#### Stated goal:
The listing below must be repeated word for word, with its images excluded.

#### Recorded information:
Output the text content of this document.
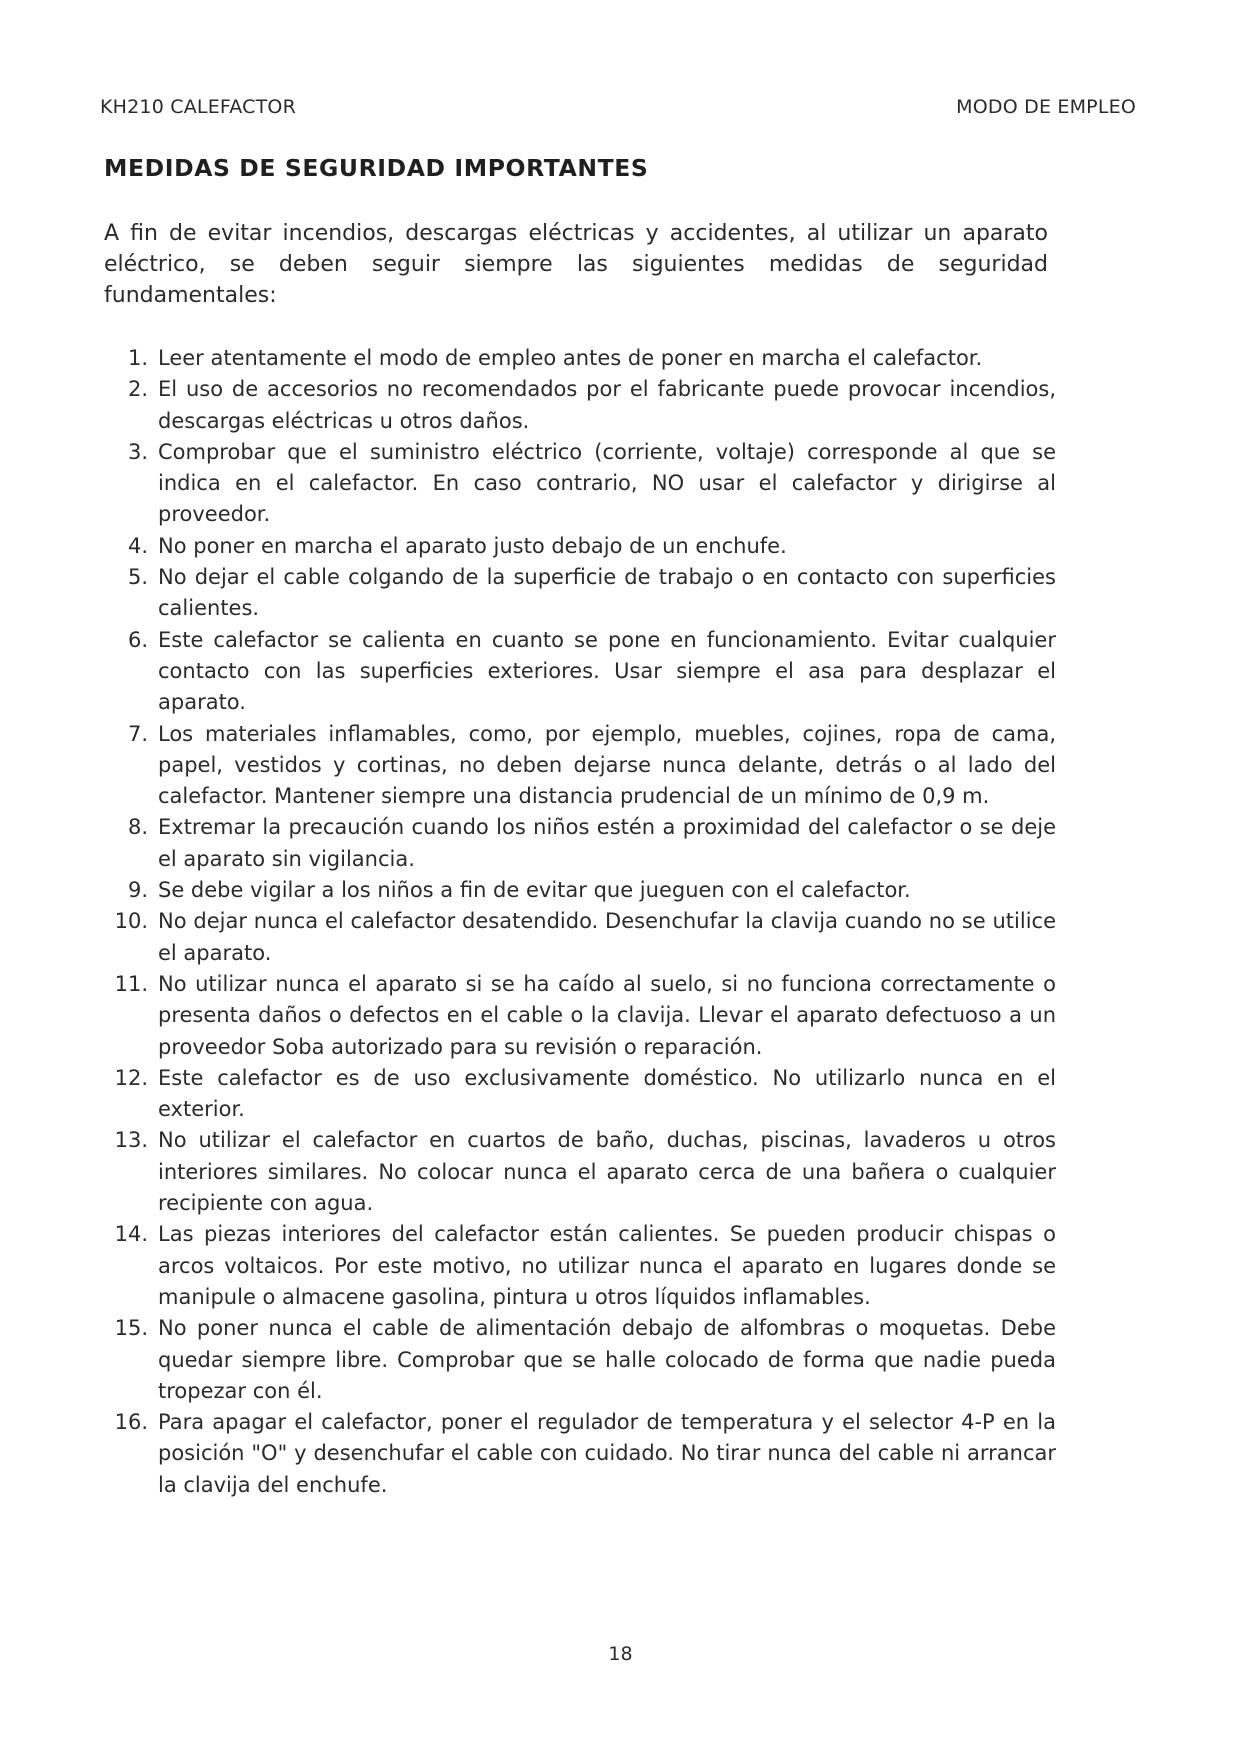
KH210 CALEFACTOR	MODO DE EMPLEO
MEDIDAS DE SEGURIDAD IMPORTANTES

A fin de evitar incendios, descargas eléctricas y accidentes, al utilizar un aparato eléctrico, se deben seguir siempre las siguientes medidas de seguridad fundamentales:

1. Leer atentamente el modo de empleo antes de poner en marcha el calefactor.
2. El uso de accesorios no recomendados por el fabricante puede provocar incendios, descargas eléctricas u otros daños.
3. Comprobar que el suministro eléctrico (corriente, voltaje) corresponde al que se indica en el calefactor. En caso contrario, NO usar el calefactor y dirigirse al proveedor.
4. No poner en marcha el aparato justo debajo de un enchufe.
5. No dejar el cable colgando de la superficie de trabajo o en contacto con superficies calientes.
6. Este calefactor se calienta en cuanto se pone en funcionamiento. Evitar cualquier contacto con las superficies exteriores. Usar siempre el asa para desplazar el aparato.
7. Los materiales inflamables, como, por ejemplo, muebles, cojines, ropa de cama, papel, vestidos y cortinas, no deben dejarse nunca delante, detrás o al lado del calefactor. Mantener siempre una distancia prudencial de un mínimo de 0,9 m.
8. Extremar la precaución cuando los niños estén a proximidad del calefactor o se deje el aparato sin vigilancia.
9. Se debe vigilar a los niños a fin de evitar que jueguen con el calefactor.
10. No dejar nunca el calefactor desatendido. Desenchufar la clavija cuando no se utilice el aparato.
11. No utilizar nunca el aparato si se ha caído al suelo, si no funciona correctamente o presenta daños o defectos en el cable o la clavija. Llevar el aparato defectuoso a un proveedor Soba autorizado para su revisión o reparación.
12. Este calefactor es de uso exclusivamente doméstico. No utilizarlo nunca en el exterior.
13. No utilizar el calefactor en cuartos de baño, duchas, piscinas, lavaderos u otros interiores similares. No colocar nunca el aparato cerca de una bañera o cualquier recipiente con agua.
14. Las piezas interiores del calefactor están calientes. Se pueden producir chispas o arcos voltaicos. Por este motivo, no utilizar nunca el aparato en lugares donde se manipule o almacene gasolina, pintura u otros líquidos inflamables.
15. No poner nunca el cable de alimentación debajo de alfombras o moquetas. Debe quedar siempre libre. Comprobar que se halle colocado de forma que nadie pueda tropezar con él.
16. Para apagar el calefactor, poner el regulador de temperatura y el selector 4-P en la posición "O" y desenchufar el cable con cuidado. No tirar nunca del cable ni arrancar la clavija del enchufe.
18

#### Result for this exercise:
Output the text content of this document.
KH210 CALEFACTOR	MODO DE EMPLEO
MEDIDAS DE SEGURIDAD IMPORTANTES

A fin de evitar incendios, descargas eléctricas y accidentes, al utilizar un aparato eléctrico, se deben seguir siempre las siguientes medidas de seguridad fundamentales:

1. Leer atentamente el modo de empleo antes de poner en marcha el calefactor.
2. El uso de accesorios no recomendados por el fabricante puede provocar incendios, descargas eléctricas u otros daños.
3. Comprobar que el suministro eléctrico (corriente, voltaje) corresponde al que se indica en el calefactor. En caso contrario, NO usar el calefactor y dirigirse al proveedor.
4. No poner en marcha el aparato justo debajo de un enchufe.
5. No dejar el cable colgando de la superficie de trabajo o en contacto con superficies calientes.
6. Este calefactor se calienta en cuanto se pone en funcionamiento. Evitar cualquier contacto con las superficies exteriores. Usar siempre el asa para desplazar el aparato.
7. Los materiales inflamables, como, por ejemplo, muebles, cojines, ropa de cama, papel, vestidos y cortinas, no deben dejarse nunca delante, detrás o al lado del calefactor. Mantener siempre una distancia prudencial de un mínimo de 0,9 m.
8. Extremar la precaución cuando los niños estén a proximidad del calefactor o se deje el aparato sin vigilancia.
9. Se debe vigilar a los niños a fin de evitar que jueguen con el calefactor.
10. No dejar nunca el calefactor desatendido. Desenchufar la clavija cuando no se utilice el aparato.
11. No utilizar nunca el aparato si se ha caído al suelo, si no funciona correctamente o presenta daños o defectos en el cable o la clavija. Llevar el aparato defectuoso a un proveedor Soba autorizado para su revisión o reparación.
12. Este calefactor es de uso exclusivamente doméstico. No utilizarlo nunca en el exterior.
13. No utilizar el calefactor en cuartos de baño, duchas, piscinas, lavaderos u otros interiores similares. No colocar nunca el aparato cerca de una bañera o cualquier recipiente con agua.
14. Las piezas interiores del calefactor están calientes. Se pueden producir chispas o arcos voltaicos. Por este motivo, no utilizar nunca el aparato en lugares donde se manipule o almacene gasolina, pintura u otros líquidos inflamables.
15. No poner nunca el cable de alimentación debajo de alfombras o moquetas. Debe quedar siempre libre. Comprobar que se halle colocado de forma que nadie pueda tropezar con él.
16. Para apagar el calefactor, poner el regulador de temperatura y el selector 4-P en la posición "O" y desenchufar el cable con cuidado. No tirar nunca del cable ni arrancar la clavija del enchufe.
18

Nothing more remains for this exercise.